- _Request_:
Leaving out every picture, quote the data below exactly as it appears.

- _Available data_:
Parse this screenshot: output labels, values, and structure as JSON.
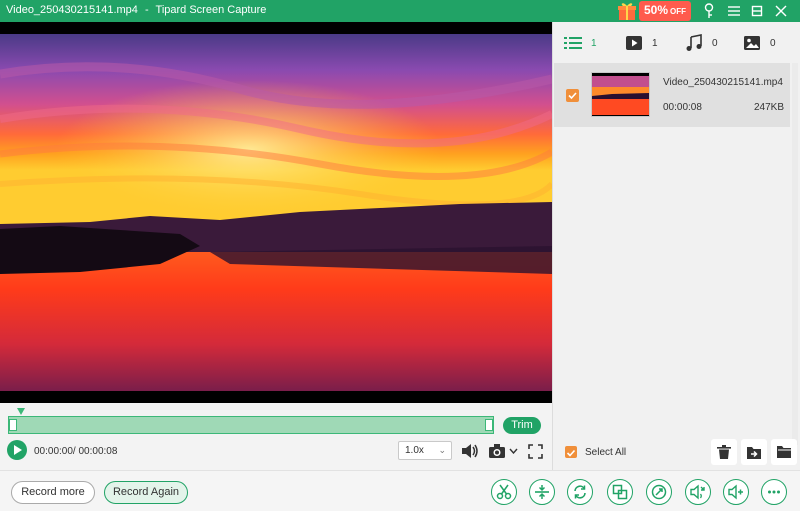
{
  "window": {
    "file_name": "Video_250430215141.mp4",
    "separator": "-",
    "app_name": "Tipard Screen Capture",
    "promo_text": "50%",
    "promo_suffix": "OFF",
    "accent_color": "#21a366"
  },
  "player": {
    "time_display": "00:00:00/ 00:00:08",
    "speed": "1.0x",
    "trim_label": "Trim"
  },
  "panel": {
    "tabs": [
      {
        "icon": "list-icon",
        "count": "1"
      },
      {
        "icon": "video-icon",
        "count": "1"
      },
      {
        "icon": "music-icon",
        "count": "0"
      },
      {
        "icon": "image-icon",
        "count": "0"
      }
    ],
    "files": [
      {
        "name": "Video_250430215141.mp4",
        "duration": "00:00:08",
        "size": "247KB",
        "checked": true
      }
    ],
    "select_all_label": "Select All"
  },
  "bottom": {
    "record_more": "Record more",
    "record_again": "Record Again",
    "tools": [
      "scissors-icon",
      "split-icon",
      "convert-icon",
      "merge-icon",
      "compress-icon",
      "volume-boost-icon",
      "audio-add-icon",
      "more-icon"
    ]
  }
}
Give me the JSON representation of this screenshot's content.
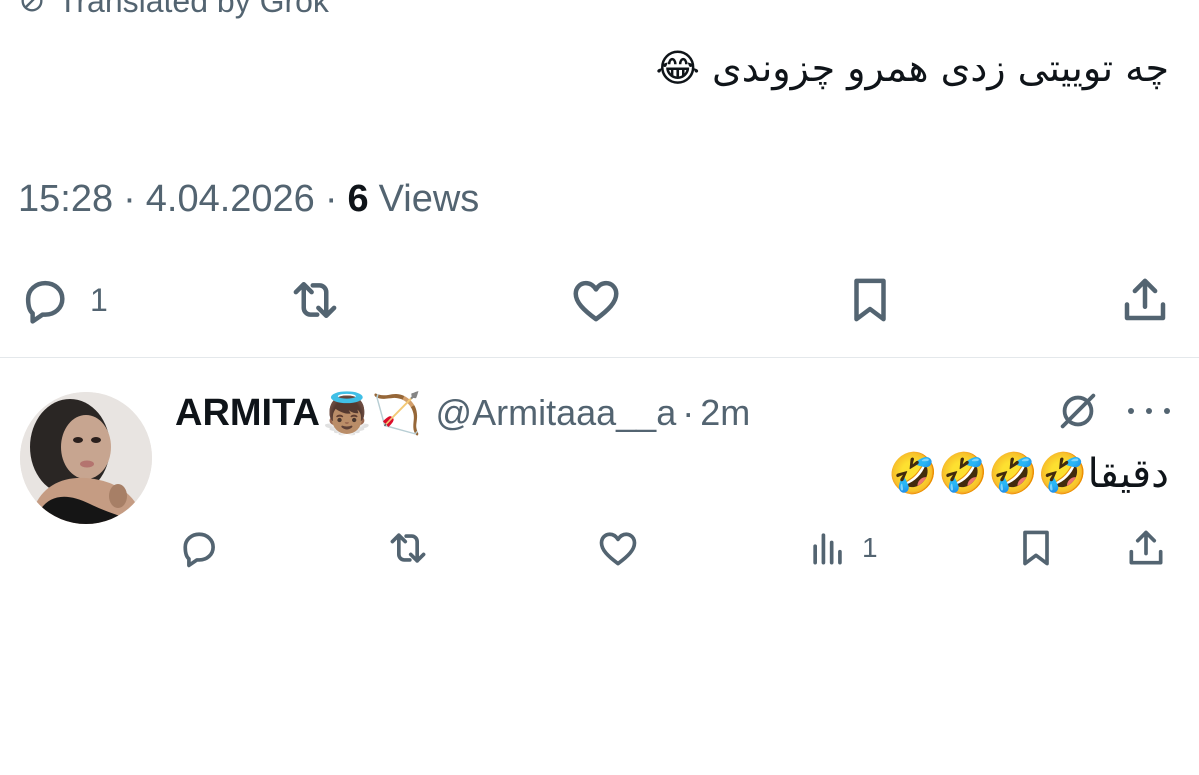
{
  "tweet": {
    "translated_label": "Translated by Grok",
    "text": "چه توییتی زدی همرو چزوندی",
    "text_emoji": "😂",
    "time": "15:28",
    "date": "4.04.2026",
    "separator": "·",
    "views_count": "6",
    "views_label": "Views",
    "actions": {
      "reply_count": "1"
    }
  },
  "reply": {
    "display_name": "ARMITA",
    "name_emojis": "👼🏽🏹",
    "handle": "@Armitaaa__a",
    "separator": "·",
    "time": "2m",
    "text": "دقیقا",
    "text_emojis": "🤣🤣🤣🤣",
    "actions": {
      "views_count": "1"
    }
  },
  "icons": {
    "translate": "translate-icon",
    "reply": "reply-icon",
    "retweet": "retweet-icon",
    "like": "heart-icon",
    "bookmark": "bookmark-icon",
    "share": "share-icon",
    "views": "views-icon",
    "grok": "grok-icon",
    "more": "more-icon"
  },
  "colors": {
    "text": "#0f1419",
    "secondary": "#536471",
    "divider": "#e4e8eb"
  }
}
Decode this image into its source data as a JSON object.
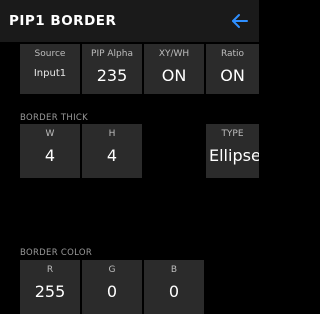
{
  "header": {
    "title": "PIP1 BORDER",
    "back_icon": "back-arrow-icon",
    "accent_color": "#2f8fff"
  },
  "top_row": {
    "source": {
      "label": "Source",
      "value": "Input1"
    },
    "pip_alpha": {
      "label": "PIP Alpha",
      "value": "235"
    },
    "xywh": {
      "label": "XY/WH",
      "value": "ON"
    },
    "ratio": {
      "label": "Ratio",
      "value": "ON"
    }
  },
  "border_thick": {
    "section_label": "BORDER THICK",
    "w": {
      "label": "W",
      "value": "4"
    },
    "h": {
      "label": "H",
      "value": "4"
    },
    "type": {
      "label": "TYPE",
      "value": "Ellipse"
    }
  },
  "border_color": {
    "section_label": "BORDER COLOR",
    "r": {
      "label": "R",
      "value": "255"
    },
    "g": {
      "label": "G",
      "value": "0"
    },
    "b": {
      "label": "B",
      "value": "0"
    }
  }
}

- _Response to the exercise_:
Parse this screenshot: output labels, values, and structure as JSON.
{
  "window": {
    "file_name": "Video_250430215141.mp4",
    "separator": "-",
    "app_name": "Tipard Screen Capture",
    "promo_text": "50%",
    "promo_suffix": "OFF",
    "accent_color": "#21a366"
  },
  "player": {
    "time_display": "00:00:00/ 00:00:08",
    "speed": "1.0x",
    "trim_label": "Trim"
  },
  "panel": {
    "tabs": [
      {
        "icon": "list-icon",
        "count": "1"
      },
      {
        "icon": "video-icon",
        "count": "1"
      },
      {
        "icon": "music-icon",
        "count": "0"
      },
      {
        "icon": "image-icon",
        "count": "0"
      }
    ],
    "files": [
      {
        "name": "Video_250430215141.mp4",
        "duration": "00:00:08",
        "size": "247KB",
        "checked": true
      }
    ],
    "select_all_label": "Select All"
  },
  "bottom": {
    "record_more": "Record more",
    "record_again": "Record Again",
    "tools": [
      "scissors-icon",
      "split-icon",
      "convert-icon",
      "merge-icon",
      "compress-icon",
      "volume-boost-icon",
      "audio-add-icon",
      "more-icon"
    ]
  }
}
Give me the JSON representation of this screenshot's content.
{
  "tweet": {
    "translated_label": "Translated by Grok",
    "text": "چه توییتی زدی همرو چزوندی",
    "text_emoji": "😂",
    "time": "15:28",
    "date": "4.04.2026",
    "separator": "·",
    "views_count": "6",
    "views_label": "Views",
    "actions": {
      "reply_count": "1"
    }
  },
  "reply": {
    "display_name": "ARMITA",
    "name_emojis": "👼🏽🏹",
    "handle": "@Armitaaa__a",
    "separator": "·",
    "time": "2m",
    "text": "دقیقا",
    "text_emojis": "🤣🤣🤣🤣",
    "actions": {
      "views_count": "1"
    }
  },
  "icons": {
    "translate": "translate-icon",
    "reply": "reply-icon",
    "retweet": "retweet-icon",
    "like": "heart-icon",
    "bookmark": "bookmark-icon",
    "share": "share-icon",
    "views": "views-icon",
    "grok": "grok-icon",
    "more": "more-icon"
  },
  "colors": {
    "text": "#0f1419",
    "secondary": "#536471",
    "divider": "#e4e8eb"
  }
}
Decode this image into its source data as a JSON object.
{
  "header": {
    "title": "PIP1 BORDER",
    "back_icon": "back-arrow-icon",
    "accent_color": "#2f8fff"
  },
  "top_row": {
    "source": {
      "label": "Source",
      "value": "Input1"
    },
    "pip_alpha": {
      "label": "PIP Alpha",
      "value": "235"
    },
    "xywh": {
      "label": "XY/WH",
      "value": "ON"
    },
    "ratio": {
      "label": "Ratio",
      "value": "ON"
    }
  },
  "border_thick": {
    "section_label": "BORDER THICK",
    "w": {
      "label": "W",
      "value": "4"
    },
    "h": {
      "label": "H",
      "value": "4"
    },
    "type": {
      "label": "TYPE",
      "value": "Ellipse"
    }
  },
  "border_color": {
    "section_label": "BORDER COLOR",
    "r": {
      "label": "R",
      "value": "255"
    },
    "g": {
      "label": "G",
      "value": "0"
    },
    "b": {
      "label": "B",
      "value": "0"
    }
  }
}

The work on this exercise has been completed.